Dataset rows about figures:
----

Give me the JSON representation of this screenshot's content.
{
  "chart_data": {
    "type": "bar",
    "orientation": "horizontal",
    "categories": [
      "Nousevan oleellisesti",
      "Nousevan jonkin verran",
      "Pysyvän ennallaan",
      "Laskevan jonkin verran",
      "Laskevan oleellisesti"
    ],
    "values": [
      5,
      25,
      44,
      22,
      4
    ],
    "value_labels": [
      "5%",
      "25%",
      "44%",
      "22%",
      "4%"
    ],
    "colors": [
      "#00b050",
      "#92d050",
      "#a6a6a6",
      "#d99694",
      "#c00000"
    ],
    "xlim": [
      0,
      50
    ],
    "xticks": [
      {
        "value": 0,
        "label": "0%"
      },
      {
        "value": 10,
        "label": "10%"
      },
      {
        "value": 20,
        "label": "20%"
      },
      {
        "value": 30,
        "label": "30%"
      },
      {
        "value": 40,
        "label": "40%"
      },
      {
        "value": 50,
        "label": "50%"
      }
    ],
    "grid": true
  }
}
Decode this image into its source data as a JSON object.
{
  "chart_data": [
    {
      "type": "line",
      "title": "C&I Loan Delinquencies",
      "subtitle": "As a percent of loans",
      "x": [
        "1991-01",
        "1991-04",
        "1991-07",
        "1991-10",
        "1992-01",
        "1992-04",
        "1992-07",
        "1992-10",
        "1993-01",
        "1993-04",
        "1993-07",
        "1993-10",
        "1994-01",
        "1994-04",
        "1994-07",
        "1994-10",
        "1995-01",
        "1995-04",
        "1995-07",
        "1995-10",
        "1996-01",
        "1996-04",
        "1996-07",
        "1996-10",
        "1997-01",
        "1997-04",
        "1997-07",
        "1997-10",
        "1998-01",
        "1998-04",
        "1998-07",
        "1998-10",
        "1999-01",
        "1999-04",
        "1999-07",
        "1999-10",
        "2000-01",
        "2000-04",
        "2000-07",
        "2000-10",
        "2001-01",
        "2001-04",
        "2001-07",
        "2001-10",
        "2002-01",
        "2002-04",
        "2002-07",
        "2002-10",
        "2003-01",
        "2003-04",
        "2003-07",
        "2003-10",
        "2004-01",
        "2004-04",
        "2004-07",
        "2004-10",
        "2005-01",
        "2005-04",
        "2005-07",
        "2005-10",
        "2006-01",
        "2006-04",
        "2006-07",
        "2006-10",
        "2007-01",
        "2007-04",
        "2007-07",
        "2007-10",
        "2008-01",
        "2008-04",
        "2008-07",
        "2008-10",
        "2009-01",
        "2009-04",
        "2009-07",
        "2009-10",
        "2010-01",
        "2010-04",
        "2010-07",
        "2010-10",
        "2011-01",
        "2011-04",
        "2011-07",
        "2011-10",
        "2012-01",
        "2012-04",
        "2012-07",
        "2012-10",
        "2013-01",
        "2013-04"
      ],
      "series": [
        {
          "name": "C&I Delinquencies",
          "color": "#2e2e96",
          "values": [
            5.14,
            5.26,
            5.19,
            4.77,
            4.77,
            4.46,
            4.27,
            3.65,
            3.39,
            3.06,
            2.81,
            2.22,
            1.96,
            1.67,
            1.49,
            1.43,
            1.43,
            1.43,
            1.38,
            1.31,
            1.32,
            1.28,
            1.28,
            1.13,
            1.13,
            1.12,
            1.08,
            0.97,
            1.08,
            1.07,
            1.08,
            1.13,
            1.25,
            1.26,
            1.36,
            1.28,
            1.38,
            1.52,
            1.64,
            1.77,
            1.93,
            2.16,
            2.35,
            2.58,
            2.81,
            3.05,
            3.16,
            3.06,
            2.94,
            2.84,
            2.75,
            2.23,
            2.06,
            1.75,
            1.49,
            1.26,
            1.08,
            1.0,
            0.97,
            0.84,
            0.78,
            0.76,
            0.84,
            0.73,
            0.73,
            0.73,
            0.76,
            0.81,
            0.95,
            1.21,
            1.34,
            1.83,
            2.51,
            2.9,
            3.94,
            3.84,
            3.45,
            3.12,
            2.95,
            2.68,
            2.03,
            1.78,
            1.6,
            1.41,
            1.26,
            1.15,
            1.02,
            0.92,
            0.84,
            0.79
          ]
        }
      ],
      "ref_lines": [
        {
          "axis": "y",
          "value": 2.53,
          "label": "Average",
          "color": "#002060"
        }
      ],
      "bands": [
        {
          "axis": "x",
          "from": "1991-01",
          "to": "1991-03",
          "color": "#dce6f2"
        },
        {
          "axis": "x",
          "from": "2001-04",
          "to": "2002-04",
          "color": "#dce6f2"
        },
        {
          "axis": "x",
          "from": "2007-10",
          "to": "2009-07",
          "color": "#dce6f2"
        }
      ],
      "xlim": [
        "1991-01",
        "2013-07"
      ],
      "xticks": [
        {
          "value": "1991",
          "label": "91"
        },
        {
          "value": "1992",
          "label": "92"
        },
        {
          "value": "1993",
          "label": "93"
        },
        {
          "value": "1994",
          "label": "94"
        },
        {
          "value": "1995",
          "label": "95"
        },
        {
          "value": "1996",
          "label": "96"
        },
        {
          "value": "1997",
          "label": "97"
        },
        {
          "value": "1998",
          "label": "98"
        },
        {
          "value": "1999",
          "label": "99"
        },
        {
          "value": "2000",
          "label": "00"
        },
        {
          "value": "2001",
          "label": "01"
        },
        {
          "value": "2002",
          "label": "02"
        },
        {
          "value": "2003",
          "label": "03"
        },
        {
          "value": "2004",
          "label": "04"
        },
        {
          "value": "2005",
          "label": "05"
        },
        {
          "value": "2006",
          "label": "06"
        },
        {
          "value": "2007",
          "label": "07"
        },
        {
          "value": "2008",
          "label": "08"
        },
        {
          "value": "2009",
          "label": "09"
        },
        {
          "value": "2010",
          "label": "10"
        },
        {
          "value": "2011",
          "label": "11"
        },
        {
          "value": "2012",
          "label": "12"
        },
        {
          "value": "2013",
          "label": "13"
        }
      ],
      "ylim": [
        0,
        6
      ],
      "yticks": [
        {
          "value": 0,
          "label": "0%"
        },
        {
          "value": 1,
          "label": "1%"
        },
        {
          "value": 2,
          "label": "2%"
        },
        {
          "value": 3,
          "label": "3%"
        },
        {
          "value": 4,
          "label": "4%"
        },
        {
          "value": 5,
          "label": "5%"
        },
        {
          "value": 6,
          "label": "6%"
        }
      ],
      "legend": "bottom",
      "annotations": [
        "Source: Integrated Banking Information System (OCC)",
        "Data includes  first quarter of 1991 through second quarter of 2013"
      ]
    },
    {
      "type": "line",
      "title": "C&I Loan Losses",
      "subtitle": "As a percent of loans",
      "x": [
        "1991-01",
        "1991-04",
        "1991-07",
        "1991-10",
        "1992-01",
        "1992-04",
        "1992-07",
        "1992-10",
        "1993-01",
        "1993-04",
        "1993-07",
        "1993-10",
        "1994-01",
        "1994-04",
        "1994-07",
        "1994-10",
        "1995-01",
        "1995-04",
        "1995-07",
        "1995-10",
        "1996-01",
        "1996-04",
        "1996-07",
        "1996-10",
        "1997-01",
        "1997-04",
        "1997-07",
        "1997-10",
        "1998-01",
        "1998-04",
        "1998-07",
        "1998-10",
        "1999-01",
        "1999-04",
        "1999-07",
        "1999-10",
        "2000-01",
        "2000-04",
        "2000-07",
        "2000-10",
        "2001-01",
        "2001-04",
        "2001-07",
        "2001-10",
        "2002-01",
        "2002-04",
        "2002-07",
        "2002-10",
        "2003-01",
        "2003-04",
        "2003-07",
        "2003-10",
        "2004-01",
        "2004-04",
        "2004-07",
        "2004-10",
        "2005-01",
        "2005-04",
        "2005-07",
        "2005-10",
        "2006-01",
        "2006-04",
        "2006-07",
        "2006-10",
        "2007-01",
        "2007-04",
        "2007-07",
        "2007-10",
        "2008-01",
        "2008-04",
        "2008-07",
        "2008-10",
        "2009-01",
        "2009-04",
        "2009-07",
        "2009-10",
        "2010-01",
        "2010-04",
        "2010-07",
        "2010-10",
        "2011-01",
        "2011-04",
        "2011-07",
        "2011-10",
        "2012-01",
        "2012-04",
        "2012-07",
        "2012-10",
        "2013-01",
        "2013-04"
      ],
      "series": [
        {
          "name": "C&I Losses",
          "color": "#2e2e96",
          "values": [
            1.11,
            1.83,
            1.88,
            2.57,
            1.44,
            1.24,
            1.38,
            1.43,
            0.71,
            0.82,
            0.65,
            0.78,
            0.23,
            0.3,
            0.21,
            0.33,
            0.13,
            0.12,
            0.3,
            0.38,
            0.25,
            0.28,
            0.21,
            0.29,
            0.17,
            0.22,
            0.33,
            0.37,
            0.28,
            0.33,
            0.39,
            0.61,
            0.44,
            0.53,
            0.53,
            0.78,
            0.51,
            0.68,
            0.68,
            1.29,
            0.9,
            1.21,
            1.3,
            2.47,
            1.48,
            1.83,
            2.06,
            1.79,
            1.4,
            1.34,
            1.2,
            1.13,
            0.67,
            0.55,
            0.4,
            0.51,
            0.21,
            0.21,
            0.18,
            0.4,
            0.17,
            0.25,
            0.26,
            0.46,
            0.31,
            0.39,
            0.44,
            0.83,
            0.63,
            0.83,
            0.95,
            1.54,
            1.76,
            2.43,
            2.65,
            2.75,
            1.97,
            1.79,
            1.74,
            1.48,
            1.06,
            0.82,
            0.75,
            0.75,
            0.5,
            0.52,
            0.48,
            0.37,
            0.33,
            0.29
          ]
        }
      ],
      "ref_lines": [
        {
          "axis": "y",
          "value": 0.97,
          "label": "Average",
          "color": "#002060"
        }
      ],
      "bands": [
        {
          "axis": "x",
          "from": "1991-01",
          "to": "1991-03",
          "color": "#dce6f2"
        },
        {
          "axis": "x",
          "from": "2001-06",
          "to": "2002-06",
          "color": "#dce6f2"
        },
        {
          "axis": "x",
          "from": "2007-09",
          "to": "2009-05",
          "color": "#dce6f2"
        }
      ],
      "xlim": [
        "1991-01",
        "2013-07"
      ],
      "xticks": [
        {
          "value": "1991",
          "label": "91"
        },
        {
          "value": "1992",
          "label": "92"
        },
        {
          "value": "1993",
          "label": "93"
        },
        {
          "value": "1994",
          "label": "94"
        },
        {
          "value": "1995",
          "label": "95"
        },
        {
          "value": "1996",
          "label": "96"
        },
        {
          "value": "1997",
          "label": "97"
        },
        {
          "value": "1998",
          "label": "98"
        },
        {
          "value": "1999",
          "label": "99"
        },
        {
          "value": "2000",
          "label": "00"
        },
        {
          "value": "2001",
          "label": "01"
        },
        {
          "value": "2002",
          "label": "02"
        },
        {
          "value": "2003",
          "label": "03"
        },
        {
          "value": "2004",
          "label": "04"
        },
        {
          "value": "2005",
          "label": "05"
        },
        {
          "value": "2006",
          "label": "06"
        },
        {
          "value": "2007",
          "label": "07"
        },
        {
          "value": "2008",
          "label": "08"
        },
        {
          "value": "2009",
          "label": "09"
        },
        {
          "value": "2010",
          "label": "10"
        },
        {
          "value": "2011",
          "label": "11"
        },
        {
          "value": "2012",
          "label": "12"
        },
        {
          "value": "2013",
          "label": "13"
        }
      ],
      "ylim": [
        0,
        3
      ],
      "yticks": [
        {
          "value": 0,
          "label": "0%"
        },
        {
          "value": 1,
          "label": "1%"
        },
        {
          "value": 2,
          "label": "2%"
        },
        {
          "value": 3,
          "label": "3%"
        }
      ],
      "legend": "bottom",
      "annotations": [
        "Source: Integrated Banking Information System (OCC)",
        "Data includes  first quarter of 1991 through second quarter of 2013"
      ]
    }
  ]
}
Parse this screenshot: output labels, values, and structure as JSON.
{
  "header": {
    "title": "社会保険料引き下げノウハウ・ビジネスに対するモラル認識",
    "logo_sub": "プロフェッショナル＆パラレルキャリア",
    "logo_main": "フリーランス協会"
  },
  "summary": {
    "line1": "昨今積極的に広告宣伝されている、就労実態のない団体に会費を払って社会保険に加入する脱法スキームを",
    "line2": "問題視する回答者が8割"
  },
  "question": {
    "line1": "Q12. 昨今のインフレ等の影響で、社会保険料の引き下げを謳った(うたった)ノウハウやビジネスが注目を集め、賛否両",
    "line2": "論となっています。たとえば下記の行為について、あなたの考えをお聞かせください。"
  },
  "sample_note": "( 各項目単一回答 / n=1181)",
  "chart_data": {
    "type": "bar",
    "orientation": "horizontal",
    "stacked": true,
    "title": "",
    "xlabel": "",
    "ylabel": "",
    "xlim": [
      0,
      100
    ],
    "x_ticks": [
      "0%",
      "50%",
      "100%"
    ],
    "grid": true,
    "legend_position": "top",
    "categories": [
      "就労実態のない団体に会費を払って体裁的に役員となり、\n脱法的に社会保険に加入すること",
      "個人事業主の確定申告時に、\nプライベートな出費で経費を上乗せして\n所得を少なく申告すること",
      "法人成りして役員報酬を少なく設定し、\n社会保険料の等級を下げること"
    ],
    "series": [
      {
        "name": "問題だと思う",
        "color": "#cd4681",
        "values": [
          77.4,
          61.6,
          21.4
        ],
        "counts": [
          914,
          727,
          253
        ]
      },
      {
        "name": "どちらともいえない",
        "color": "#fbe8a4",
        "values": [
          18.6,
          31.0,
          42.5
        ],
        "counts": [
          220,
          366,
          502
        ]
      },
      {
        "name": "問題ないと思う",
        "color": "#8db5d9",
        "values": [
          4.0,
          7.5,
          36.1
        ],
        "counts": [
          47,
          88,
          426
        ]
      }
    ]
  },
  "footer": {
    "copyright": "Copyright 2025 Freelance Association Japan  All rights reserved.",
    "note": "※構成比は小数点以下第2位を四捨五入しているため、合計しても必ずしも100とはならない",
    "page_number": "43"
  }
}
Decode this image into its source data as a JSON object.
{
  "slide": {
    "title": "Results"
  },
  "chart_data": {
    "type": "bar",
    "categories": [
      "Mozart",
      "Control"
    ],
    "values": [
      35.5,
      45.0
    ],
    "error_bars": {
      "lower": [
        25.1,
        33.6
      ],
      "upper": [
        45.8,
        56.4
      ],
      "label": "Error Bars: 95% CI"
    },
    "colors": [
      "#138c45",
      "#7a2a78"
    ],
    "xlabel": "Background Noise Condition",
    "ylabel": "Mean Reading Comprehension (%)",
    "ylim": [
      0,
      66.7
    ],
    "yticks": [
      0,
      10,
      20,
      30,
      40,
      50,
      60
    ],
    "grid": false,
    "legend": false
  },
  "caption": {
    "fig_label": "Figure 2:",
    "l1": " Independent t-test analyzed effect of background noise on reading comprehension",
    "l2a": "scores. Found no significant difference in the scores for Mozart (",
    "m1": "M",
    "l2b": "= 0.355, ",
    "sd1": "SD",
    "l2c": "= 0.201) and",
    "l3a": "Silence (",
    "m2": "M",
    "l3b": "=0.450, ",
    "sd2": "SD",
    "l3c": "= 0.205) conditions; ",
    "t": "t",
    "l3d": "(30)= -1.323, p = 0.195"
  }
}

----

- _GOAL OF THE EXERCISE_: Determine the number of lines in the listing that contain the string "xlabel". Write that number and nothing else.

- _SOLUTION TO THE EXERCISE_: 2